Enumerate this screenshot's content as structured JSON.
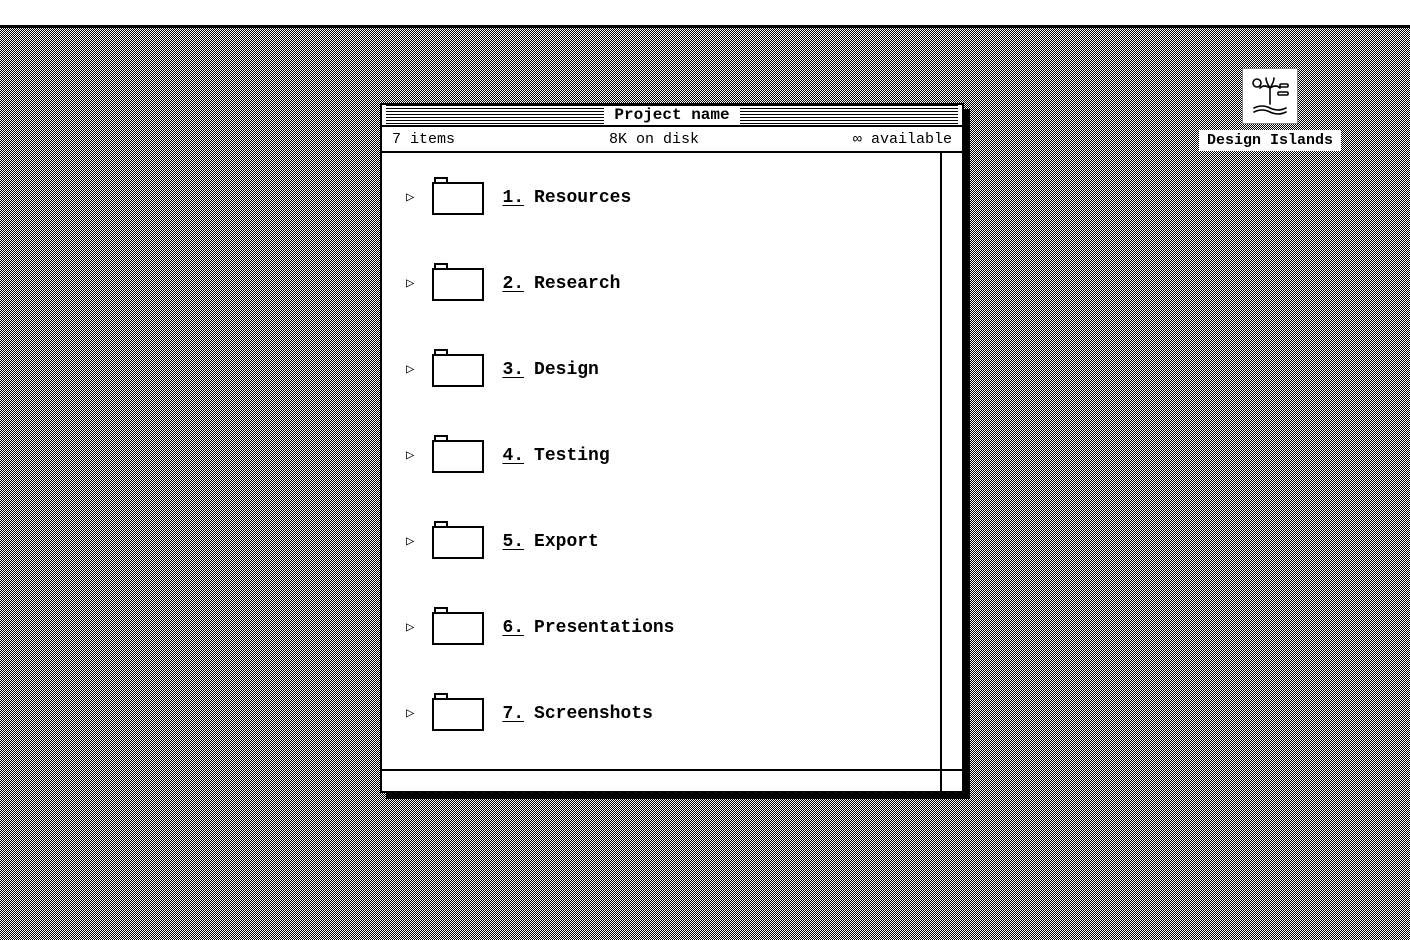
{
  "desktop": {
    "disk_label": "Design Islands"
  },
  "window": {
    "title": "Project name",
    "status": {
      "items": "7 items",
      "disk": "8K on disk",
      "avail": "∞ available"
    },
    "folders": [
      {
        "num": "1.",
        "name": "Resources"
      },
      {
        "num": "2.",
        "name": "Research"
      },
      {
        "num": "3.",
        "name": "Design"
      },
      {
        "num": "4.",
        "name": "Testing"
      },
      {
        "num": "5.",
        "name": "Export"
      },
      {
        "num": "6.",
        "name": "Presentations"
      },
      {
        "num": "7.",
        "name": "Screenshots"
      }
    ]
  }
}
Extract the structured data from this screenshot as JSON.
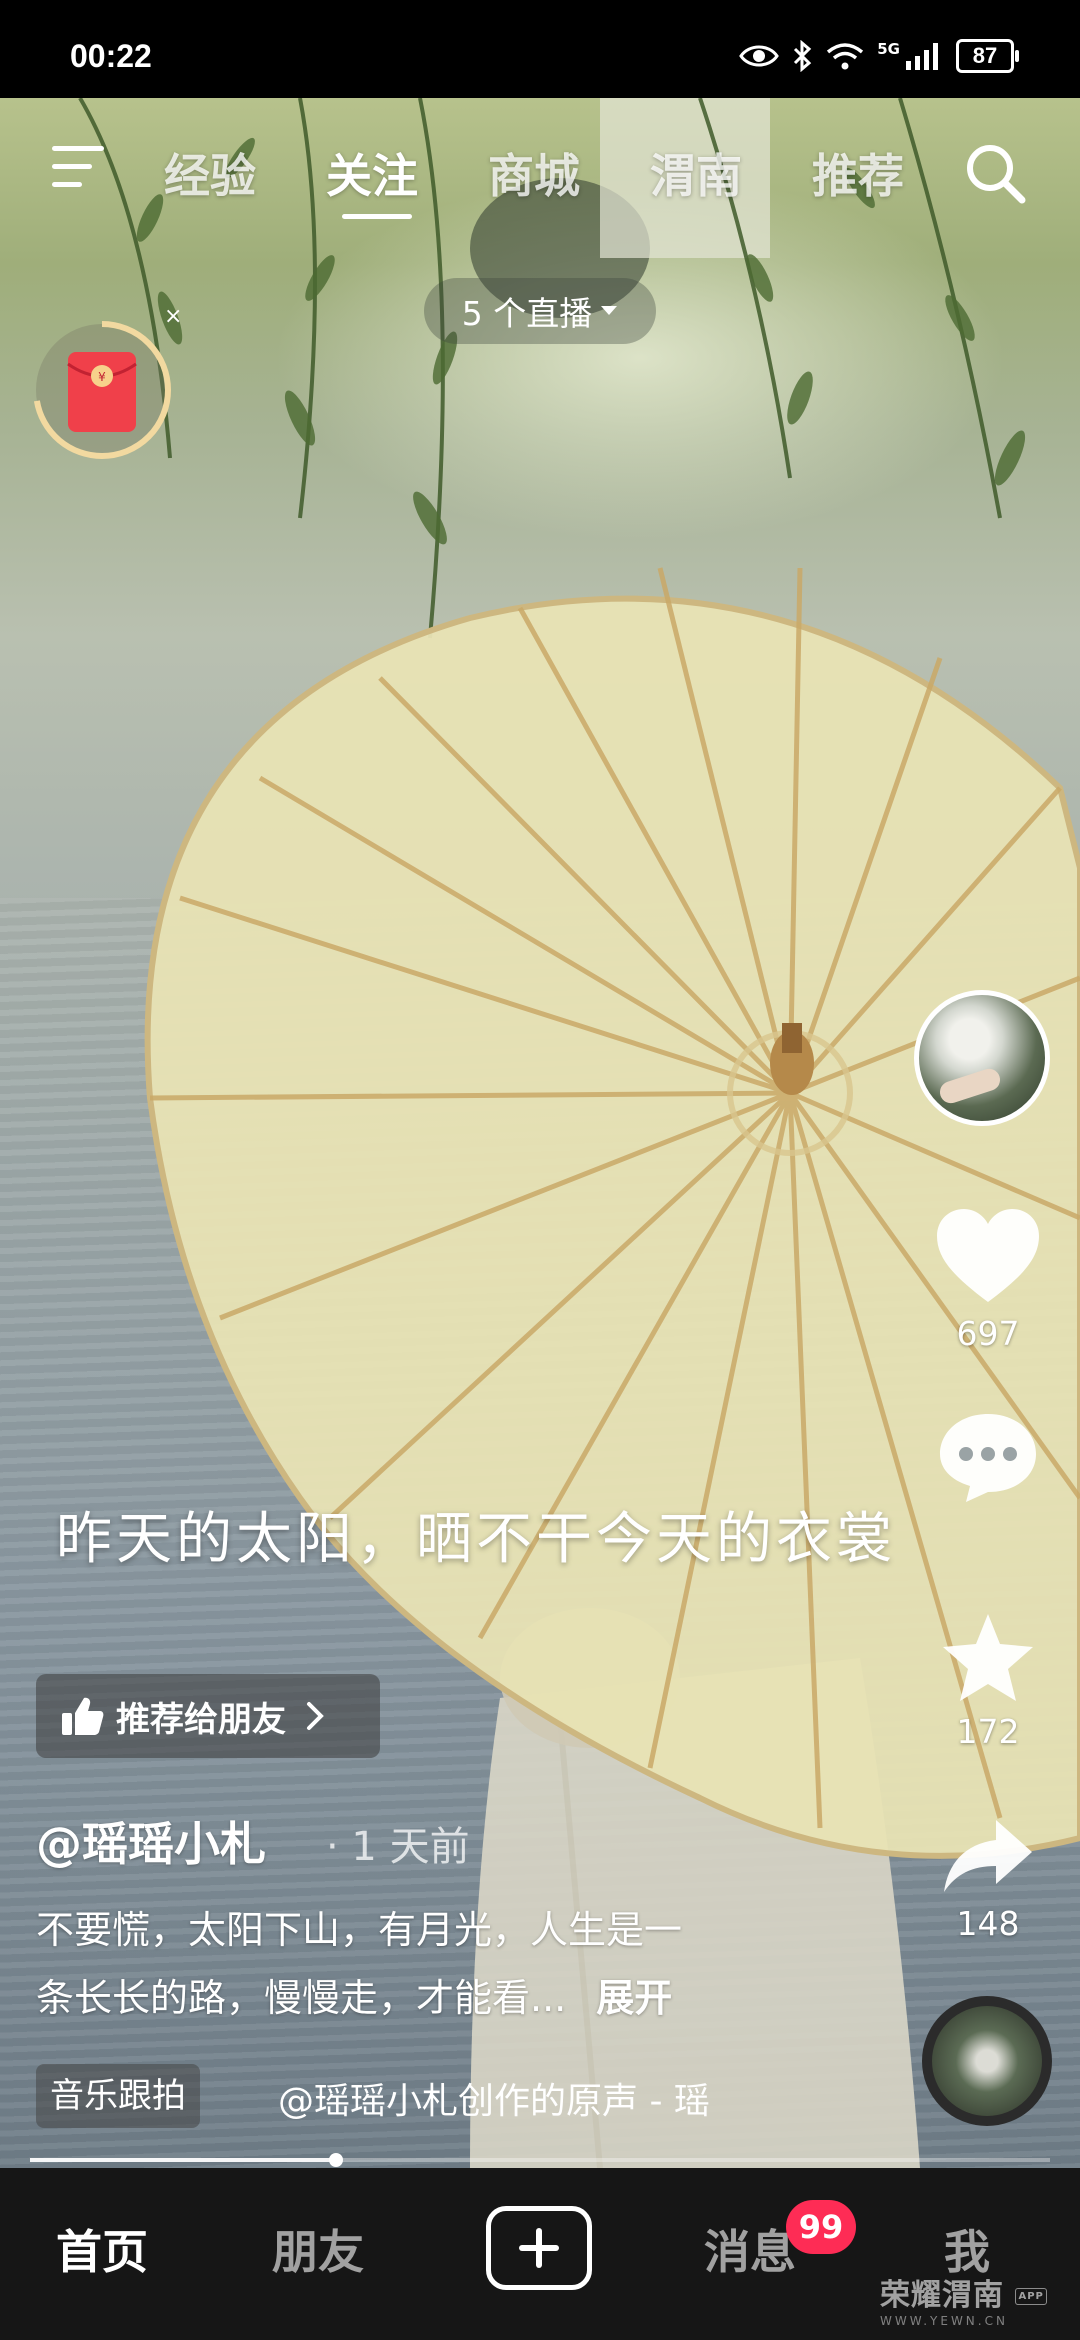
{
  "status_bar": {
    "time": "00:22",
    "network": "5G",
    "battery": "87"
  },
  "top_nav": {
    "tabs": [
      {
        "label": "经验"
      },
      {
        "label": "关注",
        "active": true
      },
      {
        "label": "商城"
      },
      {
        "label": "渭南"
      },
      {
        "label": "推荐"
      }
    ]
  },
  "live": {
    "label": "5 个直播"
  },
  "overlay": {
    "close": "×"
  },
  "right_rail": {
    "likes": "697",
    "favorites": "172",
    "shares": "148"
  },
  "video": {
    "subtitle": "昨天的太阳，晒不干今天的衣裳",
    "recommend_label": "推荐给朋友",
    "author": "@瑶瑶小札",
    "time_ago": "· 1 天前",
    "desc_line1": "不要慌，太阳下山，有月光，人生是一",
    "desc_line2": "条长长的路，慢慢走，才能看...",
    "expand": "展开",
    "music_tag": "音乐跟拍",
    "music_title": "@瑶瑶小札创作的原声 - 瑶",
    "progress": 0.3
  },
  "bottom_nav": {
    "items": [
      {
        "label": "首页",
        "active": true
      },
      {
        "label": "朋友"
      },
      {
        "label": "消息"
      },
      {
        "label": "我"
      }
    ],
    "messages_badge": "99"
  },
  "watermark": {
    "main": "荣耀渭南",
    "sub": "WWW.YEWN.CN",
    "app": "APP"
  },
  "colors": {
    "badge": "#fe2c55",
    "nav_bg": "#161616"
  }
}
***
### GIVEN EXERCISE
Every line should be retyped exactly, with the pictures omitted.

### OUTPUT BELOW
Enumerate this screenshot's content as structured JSON.
{
  "desktop": {
    "disk_label": "Design Islands"
  },
  "window": {
    "title": "Project name",
    "status": {
      "items": "7 items",
      "disk": "8K on disk",
      "avail": "∞ available"
    },
    "folders": [
      {
        "num": "1.",
        "name": "Resources"
      },
      {
        "num": "2.",
        "name": "Research"
      },
      {
        "num": "3.",
        "name": "Design"
      },
      {
        "num": "4.",
        "name": "Testing"
      },
      {
        "num": "5.",
        "name": "Export"
      },
      {
        "num": "6.",
        "name": "Presentations"
      },
      {
        "num": "7.",
        "name": "Screenshots"
      }
    ]
  }
}
Extract the structured data from this screenshot as JSON.
{
  "status_bar": {
    "time": "00:22",
    "network": "5G",
    "battery": "87"
  },
  "top_nav": {
    "tabs": [
      {
        "label": "经验"
      },
      {
        "label": "关注",
        "active": true
      },
      {
        "label": "商城"
      },
      {
        "label": "渭南"
      },
      {
        "label": "推荐"
      }
    ]
  },
  "live": {
    "label": "5 个直播"
  },
  "overlay": {
    "close": "×"
  },
  "right_rail": {
    "likes": "697",
    "favorites": "172",
    "shares": "148"
  },
  "video": {
    "subtitle": "昨天的太阳，晒不干今天的衣裳",
    "recommend_label": "推荐给朋友",
    "author": "@瑶瑶小札",
    "time_ago": "· 1 天前",
    "desc_line1": "不要慌，太阳下山，有月光，人生是一",
    "desc_line2": "条长长的路，慢慢走，才能看...",
    "expand": "展开",
    "music_tag": "音乐跟拍",
    "music_title": "@瑶瑶小札创作的原声 - 瑶",
    "progress": 0.3
  },
  "bottom_nav": {
    "items": [
      {
        "label": "首页",
        "active": true
      },
      {
        "label": "朋友"
      },
      {
        "label": "消息"
      },
      {
        "label": "我"
      }
    ],
    "messages_badge": "99"
  },
  "watermark": {
    "main": "荣耀渭南",
    "sub": "WWW.YEWN.CN",
    "app": "APP"
  },
  "colors": {
    "badge": "#fe2c55",
    "nav_bg": "#161616"
  }
}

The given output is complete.